→ **What the exercise asks**: Could you write out every record below exactly, leaving out any pictures?

Figure content listings
........

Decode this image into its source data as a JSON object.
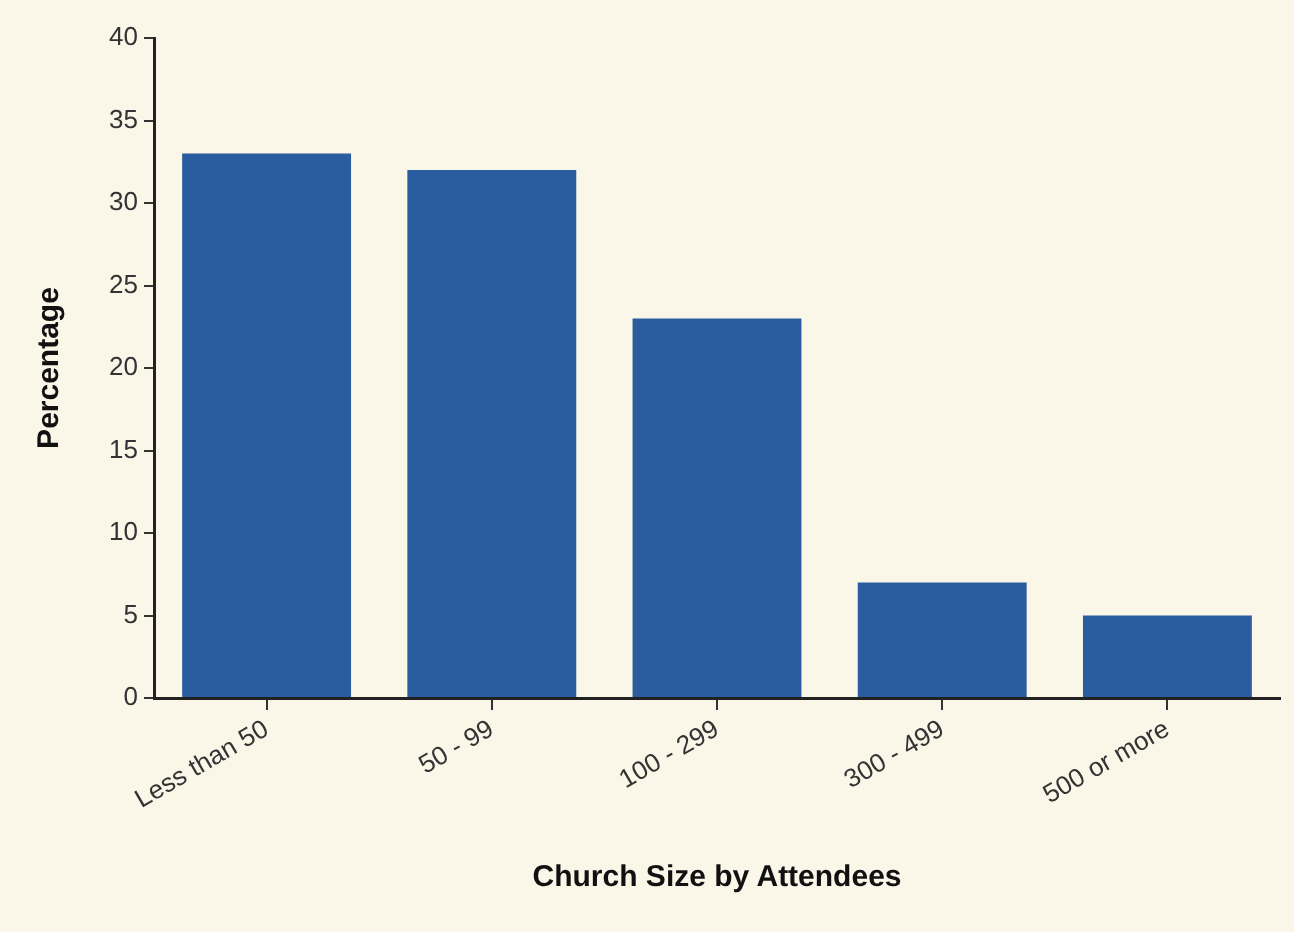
{
  "chart_data": {
    "type": "bar",
    "xlabel": "Church Size by Attendees",
    "ylabel": "Percentage",
    "categories": [
      "Less than 50",
      "50 - 99",
      "100 - 299",
      "300 - 499",
      "500 or more"
    ],
    "values": [
      33,
      32,
      23,
      7,
      5
    ],
    "color": "#2a5ca0",
    "ylim": [
      0,
      40
    ],
    "yticks": [
      0,
      5,
      10,
      15,
      20,
      25,
      30,
      35,
      40
    ],
    "grid": false,
    "legend": false
  }
}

........

→ **Answer to this task**:
Decode this image into its source data as a JSON object.
{
  "chart_data": {
    "type": "bar",
    "xlabel": "Church Size by Attendees",
    "ylabel": "Percentage",
    "categories": [
      "Less than 50",
      "50 - 99",
      "100 - 299",
      "300 - 499",
      "500 or more"
    ],
    "values": [
      33,
      32,
      23,
      7,
      5
    ],
    "color": "#2a5ca0",
    "ylim": [
      0,
      40
    ],
    "yticks": [
      0,
      5,
      10,
      15,
      20,
      25,
      30,
      35,
      40
    ],
    "grid": false,
    "legend": false
  }
}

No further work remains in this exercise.